— The problem —
Reading the listing below, count the lines that contain the word "Reservas" and give that count alone.
• • • • •
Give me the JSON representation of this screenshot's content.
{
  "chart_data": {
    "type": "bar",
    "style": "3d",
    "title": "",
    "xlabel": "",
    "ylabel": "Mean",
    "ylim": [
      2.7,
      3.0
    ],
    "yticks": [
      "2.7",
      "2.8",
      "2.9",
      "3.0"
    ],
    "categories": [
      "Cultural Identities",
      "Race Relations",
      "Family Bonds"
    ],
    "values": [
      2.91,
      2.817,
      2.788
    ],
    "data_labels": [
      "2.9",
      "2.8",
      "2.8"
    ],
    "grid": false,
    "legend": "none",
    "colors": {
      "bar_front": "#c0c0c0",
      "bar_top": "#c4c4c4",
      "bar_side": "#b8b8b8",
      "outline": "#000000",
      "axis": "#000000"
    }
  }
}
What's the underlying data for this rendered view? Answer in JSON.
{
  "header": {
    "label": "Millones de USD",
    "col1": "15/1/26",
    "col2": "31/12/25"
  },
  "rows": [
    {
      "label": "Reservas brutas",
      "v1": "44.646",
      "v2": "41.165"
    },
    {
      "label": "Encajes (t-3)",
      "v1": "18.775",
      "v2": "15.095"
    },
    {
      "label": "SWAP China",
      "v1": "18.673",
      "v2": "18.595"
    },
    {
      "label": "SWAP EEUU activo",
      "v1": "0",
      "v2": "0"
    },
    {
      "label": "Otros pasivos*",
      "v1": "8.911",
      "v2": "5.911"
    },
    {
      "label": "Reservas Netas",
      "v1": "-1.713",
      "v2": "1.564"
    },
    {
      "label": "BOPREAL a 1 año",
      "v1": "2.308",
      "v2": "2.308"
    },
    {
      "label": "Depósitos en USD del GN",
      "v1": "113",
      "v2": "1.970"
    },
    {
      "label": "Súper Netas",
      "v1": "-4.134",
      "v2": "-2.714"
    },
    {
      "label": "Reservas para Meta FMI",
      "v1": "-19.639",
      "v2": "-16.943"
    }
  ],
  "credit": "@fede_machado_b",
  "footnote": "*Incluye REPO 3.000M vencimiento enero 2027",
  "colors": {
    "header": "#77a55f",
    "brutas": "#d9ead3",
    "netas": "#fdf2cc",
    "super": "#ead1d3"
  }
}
• • • • •
— Solved problem —
3